**Objective**
Give only a count of the lines that include the string "liberdade".

(Items from a dataset)
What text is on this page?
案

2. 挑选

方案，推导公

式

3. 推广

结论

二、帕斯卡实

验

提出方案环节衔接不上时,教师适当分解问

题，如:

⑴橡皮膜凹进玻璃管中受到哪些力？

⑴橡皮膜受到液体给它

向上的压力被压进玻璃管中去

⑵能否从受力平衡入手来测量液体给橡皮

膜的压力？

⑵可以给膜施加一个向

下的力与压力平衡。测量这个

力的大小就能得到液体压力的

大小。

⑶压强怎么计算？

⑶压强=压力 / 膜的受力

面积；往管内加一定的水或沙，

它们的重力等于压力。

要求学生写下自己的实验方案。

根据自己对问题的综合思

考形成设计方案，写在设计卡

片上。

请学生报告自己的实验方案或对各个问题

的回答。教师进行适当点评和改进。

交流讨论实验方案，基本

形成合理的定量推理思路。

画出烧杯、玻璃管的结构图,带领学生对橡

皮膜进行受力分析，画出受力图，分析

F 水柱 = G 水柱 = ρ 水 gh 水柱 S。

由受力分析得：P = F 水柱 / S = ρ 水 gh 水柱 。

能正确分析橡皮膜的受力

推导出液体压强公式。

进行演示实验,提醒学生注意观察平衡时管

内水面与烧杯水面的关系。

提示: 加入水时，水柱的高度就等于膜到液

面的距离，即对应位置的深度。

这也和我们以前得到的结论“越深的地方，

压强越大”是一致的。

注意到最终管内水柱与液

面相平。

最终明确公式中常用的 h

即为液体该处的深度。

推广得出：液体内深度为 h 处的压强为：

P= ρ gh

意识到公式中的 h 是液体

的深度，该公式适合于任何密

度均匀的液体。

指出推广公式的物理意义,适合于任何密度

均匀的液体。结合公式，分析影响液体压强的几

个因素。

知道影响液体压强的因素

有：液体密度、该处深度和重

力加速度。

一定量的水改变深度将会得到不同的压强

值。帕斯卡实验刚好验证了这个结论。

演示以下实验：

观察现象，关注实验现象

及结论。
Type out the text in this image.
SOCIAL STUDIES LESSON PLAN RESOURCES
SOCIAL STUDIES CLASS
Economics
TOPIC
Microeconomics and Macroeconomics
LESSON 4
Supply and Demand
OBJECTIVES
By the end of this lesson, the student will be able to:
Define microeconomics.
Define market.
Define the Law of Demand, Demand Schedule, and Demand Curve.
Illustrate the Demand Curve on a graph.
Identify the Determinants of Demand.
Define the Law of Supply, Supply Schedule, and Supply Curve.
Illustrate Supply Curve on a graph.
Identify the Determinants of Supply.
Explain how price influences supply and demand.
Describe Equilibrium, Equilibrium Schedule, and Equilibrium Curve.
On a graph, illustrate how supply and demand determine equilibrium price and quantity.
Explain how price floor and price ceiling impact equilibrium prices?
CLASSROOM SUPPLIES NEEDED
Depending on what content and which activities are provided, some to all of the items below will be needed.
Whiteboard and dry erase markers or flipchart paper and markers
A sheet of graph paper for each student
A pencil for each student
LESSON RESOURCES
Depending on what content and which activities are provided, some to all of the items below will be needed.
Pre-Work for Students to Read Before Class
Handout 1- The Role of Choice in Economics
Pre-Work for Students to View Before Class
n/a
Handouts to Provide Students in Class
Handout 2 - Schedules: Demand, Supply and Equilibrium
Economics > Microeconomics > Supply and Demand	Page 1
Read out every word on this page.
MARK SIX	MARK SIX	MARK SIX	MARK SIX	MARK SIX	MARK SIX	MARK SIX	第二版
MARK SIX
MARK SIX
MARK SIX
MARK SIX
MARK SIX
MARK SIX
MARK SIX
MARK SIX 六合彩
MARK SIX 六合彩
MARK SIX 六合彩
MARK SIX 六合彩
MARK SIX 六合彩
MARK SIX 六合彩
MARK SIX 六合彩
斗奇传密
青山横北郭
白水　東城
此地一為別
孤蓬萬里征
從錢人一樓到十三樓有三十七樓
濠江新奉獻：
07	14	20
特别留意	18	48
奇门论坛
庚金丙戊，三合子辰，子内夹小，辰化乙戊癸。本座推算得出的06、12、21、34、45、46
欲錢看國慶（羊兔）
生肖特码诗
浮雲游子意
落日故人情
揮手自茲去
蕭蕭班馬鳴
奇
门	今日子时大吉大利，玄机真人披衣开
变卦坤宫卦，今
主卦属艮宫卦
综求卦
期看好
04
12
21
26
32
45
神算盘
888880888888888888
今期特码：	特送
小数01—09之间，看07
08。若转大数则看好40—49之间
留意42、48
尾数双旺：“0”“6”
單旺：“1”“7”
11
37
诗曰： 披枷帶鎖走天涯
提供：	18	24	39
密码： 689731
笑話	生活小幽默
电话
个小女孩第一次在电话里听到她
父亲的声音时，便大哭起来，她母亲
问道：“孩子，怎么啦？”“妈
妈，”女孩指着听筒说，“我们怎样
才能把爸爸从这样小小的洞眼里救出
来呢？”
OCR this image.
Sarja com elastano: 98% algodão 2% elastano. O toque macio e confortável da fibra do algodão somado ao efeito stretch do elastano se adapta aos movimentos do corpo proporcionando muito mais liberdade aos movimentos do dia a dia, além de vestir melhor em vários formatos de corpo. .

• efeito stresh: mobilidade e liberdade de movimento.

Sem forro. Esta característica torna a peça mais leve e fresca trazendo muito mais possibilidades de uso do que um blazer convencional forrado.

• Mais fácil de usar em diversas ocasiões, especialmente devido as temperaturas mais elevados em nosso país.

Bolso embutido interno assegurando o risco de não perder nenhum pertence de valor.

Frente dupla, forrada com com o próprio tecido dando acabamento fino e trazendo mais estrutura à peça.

**Answer to the problem**
2